Dataset entries:
+ + + + + + +

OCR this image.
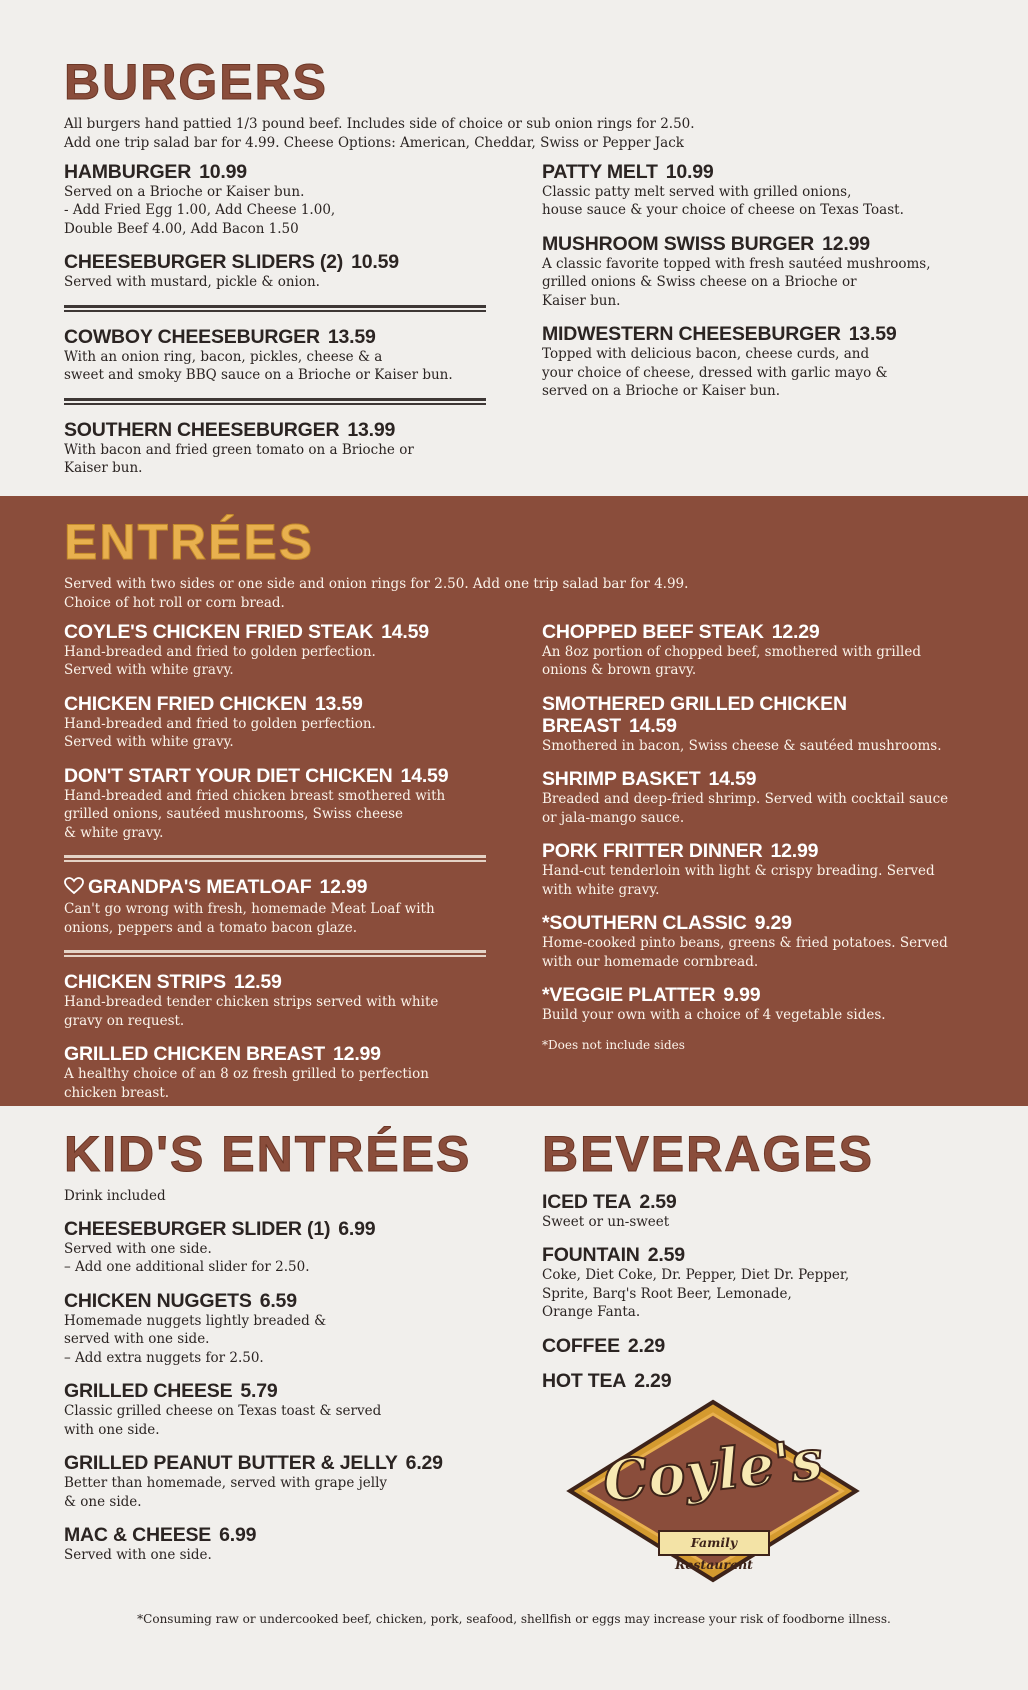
BURGERS
All burgers hand pattied 1/3 pound beef. Includes side of choice or sub onion rings for 2.50.
Add one trip salad bar for 4.99. Cheese Options: American, Cheddar, Swiss or Pepper Jack
HAMBURGER 10.99
Served on a Brioche or Kaiser bun.
- Add Fried Egg 1.00, Add Cheese 1.00,
Double Beef 4.00, Add Bacon 1.50
CHEESEBURGER SLIDERS (2) 10.59
Served with mustard, pickle & onion.
COWBOY CHEESEBURGER 13.59
With an onion ring, bacon, pickles, cheese & a
sweet and smoky BBQ sauce on a Brioche or Kaiser bun.
SOUTHERN CHEESEBURGER 13.99
With bacon and fried green tomato on a Brioche or
Kaiser bun.
PATTY MELT 10.99
Classic patty melt served with grilled onions,
house sauce & your choice of cheese on Texas Toast.
MUSHROOM SWISS BURGER 12.99
A classic favorite topped with fresh sautéed mushrooms,
grilled onions & Swiss cheese on a Brioche or
Kaiser bun.
MIDWESTERN CHEESEBURGER 13.59
Topped with delicious bacon, cheese curds, and
your choice of cheese, dressed with garlic mayo &
served on a Brioche or Kaiser bun.
ENTRÉES
Served with two sides or one side and onion rings for 2.50. Add one trip salad bar for 4.99.
Choice of hot roll or corn bread.
COYLE'S CHICKEN FRIED STEAK 14.59
Hand-breaded and fried to golden perfection.
Served with white gravy.
CHICKEN FRIED CHICKEN 13.59
Hand-breaded and fried to golden perfection.
Served with white gravy.
DON'T START YOUR DIET CHICKEN 14.59
Hand-breaded and fried chicken breast smothered with
grilled onions, sautéed mushrooms, Swiss cheese
& white gravy.
GRANDPA'S MEATLOAF 12.99
Can't go wrong with fresh, homemade Meat Loaf with
onions, peppers and a tomato bacon glaze.
CHICKEN STRIPS 12.59
Hand-breaded tender chicken strips served with white
gravy on request.
GRILLED CHICKEN BREAST 12.99
A healthy choice of an 8 oz fresh grilled to perfection
chicken breast.
CHOPPED BEEF STEAK 12.29
An 8oz portion of chopped beef, smothered with grilled
onions & brown gravy.
SMOTHERED GRILLED CHICKEN
BREAST 14.59
Smothered in bacon, Swiss cheese & sautéed mushrooms.
SHRIMP BASKET 14.59
Breaded and deep-fried shrimp. Served with cocktail sauce
or jala-mango sauce.
PORK FRITTER DINNER 12.99
Hand-cut tenderloin with light & crispy breading. Served
with white gravy.
*SOUTHERN CLASSIC 9.29
Home-cooked pinto beans, greens & fried potatoes. Served
with our homemade cornbread.
*VEGGIE PLATTER 9.99
Build your own with a choice of 4 vegetable sides.
*Does not include sides
KID'S ENTRÉES
Drink included
CHEESEBURGER SLIDER (1) 6.99
Served with one side.
– Add one additional slider for 2.50.
CHICKEN NUGGETS 6.59
Homemade nuggets lightly breaded &
served with one side.
– Add extra nuggets for 2.50.
GRILLED CHEESE 5.79
Classic grilled cheese on Texas toast & served
with one side.
GRILLED PEANUT BUTTER & JELLY 6.29
Better than homemade, served with grape jelly
& one side.
MAC & CHEESE 6.99
Served with one side.
BEVERAGES
ICED TEA 2.59
Sweet or un-sweet
FOUNTAIN 2.59
Coke, Diet Coke, Dr. Pepper, Diet Dr. Pepper,
Sprite, Barq's Root Beer, Lemonade,
Orange Fanta.
COFFEE 2.29
HOT TEA 2.29
Coyle's
Family Restaurant
*Consuming raw or undercooked beef, chicken, pork, seafood, shellfish or eggs may increase your risk of foodborne illness.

+ + + + + + +

*Set exercise:* Using the material above, return every line exactly as it appears, minus the pictures.

*Answer for the task:*
OCR this image.
BURGERS
All burgers hand pattied 1/3 pound beef. Includes side of choice or sub onion rings for 2.50.
Add one trip salad bar for 4.99. Cheese Options: American, Cheddar, Swiss or Pepper Jack
HAMBURGER 10.99
Served on a Brioche or Kaiser bun.
- Add Fried Egg 1.00, Add Cheese 1.00,
Double Beef 4.00, Add Bacon 1.50
CHEESEBURGER SLIDERS (2) 10.59
Served with mustard, pickle & onion.
COWBOY CHEESEBURGER 13.59
With an onion ring, bacon, pickles, cheese & a
sweet and smoky BBQ sauce on a Brioche or Kaiser bun.
SOUTHERN CHEESEBURGER 13.99
With bacon and fried green tomato on a Brioche or
Kaiser bun.
PATTY MELT 10.99
Classic patty melt served with grilled onions,
house sauce & your choice of cheese on Texas Toast.
MUSHROOM SWISS BURGER 12.99
A classic favorite topped with fresh sautéed mushrooms,
grilled onions & Swiss cheese on a Brioche or
Kaiser bun.
MIDWESTERN CHEESEBURGER 13.59
Topped with delicious bacon, cheese curds, and
your choice of cheese, dressed with garlic mayo &
served on a Brioche or Kaiser bun.
ENTRÉES
Served with two sides or one side and onion rings for 2.50. Add one trip salad bar for 4.99.
Choice of hot roll or corn bread.
COYLE'S CHICKEN FRIED STEAK 14.59
Hand-breaded and fried to golden perfection.
Served with white gravy.
CHICKEN FRIED CHICKEN 13.59
Hand-breaded and fried to golden perfection.
Served with white gravy.
DON'T START YOUR DIET CHICKEN 14.59
Hand-breaded and fried chicken breast smothered with
grilled onions, sautéed mushrooms, Swiss cheese
& white gravy.
GRANDPA'S MEATLOAF 12.99
Can't go wrong with fresh, homemade Meat Loaf with
onions, peppers and a tomato bacon glaze.
CHICKEN STRIPS 12.59
Hand-breaded tender chicken strips served with white
gravy on request.
GRILLED CHICKEN BREAST 12.99
A healthy choice of an 8 oz fresh grilled to perfection
chicken breast.
CHOPPED BEEF STEAK 12.29
An 8oz portion of chopped beef, smothered with grilled
onions & brown gravy.
SMOTHERED GRILLED CHICKEN
BREAST 14.59
Smothered in bacon, Swiss cheese & sautéed mushrooms.
SHRIMP BASKET 14.59
Breaded and deep-fried shrimp. Served with cocktail sauce
or jala-mango sauce.
PORK FRITTER DINNER 12.99
Hand-cut tenderloin with light & crispy breading. Served
with white gravy.
*SOUTHERN CLASSIC 9.29
Home-cooked pinto beans, greens & fried potatoes. Served
with our homemade cornbread.
*VEGGIE PLATTER 9.99
Build your own with a choice of 4 vegetable sides.
*Does not include sides
KID'S ENTRÉES
Drink included
CHEESEBURGER SLIDER (1) 6.99
Served with one side.
– Add one additional slider for 2.50.
CHICKEN NUGGETS 6.59
Homemade nuggets lightly breaded &
served with one side.
– Add extra nuggets for 2.50.
GRILLED CHEESE 5.79
Classic grilled cheese on Texas toast & served
with one side.
GRILLED PEANUT BUTTER & JELLY 6.29
Better than homemade, served with grape jelly
& one side.
MAC & CHEESE 6.99
Served with one side.
BEVERAGES
ICED TEA 2.59
Sweet or un-sweet
FOUNTAIN 2.59
Coke, Diet Coke, Dr. Pepper, Diet Dr. Pepper,
Sprite, Barq's Root Beer, Lemonade,
Orange Fanta.
COFFEE 2.29
HOT TEA 2.29
Coyle's
Family Restaurant
*Consuming raw or undercooked beef, chicken, pork, seafood, shellfish or eggs may increase your risk of foodborne illness.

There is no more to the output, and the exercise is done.